→ WHAT THE TASK ASKS: Check every line of the data below for the string "کرده", and copy the ones that hold it.

>> Begin LISTING

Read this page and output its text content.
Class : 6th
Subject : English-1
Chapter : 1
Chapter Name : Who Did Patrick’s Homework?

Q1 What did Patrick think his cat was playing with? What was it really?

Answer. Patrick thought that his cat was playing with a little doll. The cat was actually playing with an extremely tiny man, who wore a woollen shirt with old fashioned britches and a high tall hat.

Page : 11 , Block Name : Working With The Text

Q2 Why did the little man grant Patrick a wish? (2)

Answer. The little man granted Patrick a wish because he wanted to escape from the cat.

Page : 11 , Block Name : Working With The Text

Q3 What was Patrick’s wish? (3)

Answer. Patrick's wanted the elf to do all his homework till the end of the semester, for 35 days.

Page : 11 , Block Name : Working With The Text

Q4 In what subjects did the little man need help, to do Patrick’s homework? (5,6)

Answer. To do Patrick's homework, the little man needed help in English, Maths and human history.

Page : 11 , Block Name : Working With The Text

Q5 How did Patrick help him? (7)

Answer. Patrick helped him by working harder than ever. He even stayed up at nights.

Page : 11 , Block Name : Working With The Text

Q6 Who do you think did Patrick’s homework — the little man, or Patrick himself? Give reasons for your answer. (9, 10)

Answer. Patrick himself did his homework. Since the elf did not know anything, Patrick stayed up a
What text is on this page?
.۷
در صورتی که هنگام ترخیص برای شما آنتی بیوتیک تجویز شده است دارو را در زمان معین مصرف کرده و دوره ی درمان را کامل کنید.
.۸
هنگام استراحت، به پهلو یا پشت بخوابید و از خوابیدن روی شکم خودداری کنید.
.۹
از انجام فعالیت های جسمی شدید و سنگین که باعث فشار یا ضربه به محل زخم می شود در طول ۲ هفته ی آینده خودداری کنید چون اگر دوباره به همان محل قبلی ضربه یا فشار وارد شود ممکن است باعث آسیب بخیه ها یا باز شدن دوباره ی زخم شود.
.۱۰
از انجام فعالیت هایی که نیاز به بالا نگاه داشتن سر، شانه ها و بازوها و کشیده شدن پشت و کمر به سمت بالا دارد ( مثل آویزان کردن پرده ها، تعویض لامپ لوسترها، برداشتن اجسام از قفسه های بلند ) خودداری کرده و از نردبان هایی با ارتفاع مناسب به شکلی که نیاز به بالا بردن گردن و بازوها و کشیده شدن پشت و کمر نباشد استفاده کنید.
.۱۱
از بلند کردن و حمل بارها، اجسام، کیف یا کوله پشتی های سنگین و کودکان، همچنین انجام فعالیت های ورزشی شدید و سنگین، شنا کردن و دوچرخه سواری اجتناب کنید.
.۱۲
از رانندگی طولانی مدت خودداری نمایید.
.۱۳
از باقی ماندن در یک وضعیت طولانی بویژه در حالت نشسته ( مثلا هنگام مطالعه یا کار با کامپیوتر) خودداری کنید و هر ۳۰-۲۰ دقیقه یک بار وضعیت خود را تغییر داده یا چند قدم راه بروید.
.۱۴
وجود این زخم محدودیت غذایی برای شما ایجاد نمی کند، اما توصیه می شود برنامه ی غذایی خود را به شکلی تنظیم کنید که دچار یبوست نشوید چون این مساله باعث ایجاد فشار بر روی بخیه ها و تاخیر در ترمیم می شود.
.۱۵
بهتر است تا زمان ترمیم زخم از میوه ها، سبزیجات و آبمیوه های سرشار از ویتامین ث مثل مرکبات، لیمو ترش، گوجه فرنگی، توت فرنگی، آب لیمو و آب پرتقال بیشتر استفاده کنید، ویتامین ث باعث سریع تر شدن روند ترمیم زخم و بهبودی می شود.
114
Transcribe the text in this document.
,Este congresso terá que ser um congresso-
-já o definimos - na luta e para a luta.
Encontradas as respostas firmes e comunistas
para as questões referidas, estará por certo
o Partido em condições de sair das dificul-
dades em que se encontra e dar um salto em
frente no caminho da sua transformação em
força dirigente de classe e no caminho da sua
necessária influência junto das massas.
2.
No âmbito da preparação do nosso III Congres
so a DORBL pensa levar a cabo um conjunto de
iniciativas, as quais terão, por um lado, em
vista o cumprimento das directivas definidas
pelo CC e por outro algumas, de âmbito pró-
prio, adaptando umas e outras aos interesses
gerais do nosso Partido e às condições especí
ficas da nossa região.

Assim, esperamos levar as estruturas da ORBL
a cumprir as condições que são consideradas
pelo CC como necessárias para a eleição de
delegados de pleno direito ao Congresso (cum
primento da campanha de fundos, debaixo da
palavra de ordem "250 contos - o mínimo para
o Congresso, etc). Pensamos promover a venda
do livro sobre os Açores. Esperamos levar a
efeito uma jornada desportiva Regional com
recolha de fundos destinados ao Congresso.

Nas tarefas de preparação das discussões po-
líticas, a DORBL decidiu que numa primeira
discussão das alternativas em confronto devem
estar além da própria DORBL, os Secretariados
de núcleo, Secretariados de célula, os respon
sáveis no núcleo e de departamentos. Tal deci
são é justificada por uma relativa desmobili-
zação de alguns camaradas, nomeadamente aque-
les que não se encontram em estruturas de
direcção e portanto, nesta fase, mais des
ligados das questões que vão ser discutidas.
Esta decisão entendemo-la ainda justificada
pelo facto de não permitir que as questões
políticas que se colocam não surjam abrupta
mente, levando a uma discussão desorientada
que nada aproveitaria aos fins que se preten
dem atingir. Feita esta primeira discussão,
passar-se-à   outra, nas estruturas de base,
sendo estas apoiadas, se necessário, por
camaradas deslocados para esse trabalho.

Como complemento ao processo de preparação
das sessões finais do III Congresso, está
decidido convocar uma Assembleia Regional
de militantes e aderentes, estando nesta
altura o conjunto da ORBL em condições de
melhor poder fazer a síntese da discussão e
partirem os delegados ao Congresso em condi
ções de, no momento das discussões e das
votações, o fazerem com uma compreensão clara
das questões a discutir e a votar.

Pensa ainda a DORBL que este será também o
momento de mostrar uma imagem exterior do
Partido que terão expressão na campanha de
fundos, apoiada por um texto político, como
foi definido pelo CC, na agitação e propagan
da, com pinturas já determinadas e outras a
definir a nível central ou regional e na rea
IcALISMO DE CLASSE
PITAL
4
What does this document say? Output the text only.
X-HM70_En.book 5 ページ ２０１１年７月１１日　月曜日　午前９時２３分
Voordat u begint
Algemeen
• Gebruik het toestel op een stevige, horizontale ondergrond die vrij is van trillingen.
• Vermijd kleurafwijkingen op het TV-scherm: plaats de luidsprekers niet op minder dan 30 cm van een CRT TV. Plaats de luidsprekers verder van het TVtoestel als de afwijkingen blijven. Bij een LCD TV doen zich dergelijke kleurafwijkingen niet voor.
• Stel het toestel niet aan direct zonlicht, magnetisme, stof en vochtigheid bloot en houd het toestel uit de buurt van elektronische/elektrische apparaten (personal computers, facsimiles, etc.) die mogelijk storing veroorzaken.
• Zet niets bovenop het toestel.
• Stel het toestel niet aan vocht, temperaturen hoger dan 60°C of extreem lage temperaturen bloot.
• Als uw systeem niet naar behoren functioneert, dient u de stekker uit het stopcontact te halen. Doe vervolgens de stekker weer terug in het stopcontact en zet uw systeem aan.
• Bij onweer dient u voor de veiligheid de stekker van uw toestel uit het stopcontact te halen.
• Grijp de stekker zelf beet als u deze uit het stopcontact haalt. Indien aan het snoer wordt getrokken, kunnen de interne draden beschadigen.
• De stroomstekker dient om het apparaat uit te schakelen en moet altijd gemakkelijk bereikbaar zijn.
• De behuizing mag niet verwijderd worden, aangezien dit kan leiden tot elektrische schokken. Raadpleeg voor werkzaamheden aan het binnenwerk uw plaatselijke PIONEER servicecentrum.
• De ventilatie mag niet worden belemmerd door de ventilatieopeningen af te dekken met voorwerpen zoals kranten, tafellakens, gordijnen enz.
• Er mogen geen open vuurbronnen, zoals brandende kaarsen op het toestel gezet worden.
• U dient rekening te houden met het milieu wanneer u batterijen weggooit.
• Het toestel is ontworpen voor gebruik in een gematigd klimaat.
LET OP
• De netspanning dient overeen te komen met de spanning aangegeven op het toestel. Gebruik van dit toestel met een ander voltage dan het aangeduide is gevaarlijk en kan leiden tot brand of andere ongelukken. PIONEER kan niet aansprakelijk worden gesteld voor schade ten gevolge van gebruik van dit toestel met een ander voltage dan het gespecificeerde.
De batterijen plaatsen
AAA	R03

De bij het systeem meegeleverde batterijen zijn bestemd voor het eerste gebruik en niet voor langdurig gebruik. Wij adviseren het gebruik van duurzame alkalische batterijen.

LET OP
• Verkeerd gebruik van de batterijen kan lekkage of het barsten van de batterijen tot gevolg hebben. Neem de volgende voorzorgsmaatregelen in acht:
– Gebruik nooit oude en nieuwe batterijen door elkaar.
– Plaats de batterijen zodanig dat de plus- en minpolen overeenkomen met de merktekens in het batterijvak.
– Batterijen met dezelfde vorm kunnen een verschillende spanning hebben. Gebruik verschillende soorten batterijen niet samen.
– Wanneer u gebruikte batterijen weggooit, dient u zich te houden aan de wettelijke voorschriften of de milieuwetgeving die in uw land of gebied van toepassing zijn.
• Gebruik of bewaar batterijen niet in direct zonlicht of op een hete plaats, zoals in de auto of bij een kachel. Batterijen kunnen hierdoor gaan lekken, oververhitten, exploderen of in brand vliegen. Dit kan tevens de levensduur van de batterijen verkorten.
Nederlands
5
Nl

>> End LISTING

→ FINAL RESULT:
در صورتی که هنگام ترخیص برای شما آنتی بیوتیک تجویز شده است دارو را در زمان معین مصرف کرده و دوره ی درمان را کامل کنید.
از انجام فعالیت هایی که نیاز به بالا نگاه داشتن سر، شانه ها و بازوها و کشیده شدن پشت و کمر به سمت بالا دارد ( مثل آویزان کردن پرده ها، تعویض لامپ لوسترها، برداشتن اجسام از قفسه های بلند ) خودداری کرده و از نردبان هایی با ارتفاع مناسب به شکلی که نیاز به بالا بردن گردن و بازوها و کشیده شدن پشت و کمر نباشد استفاده کنید.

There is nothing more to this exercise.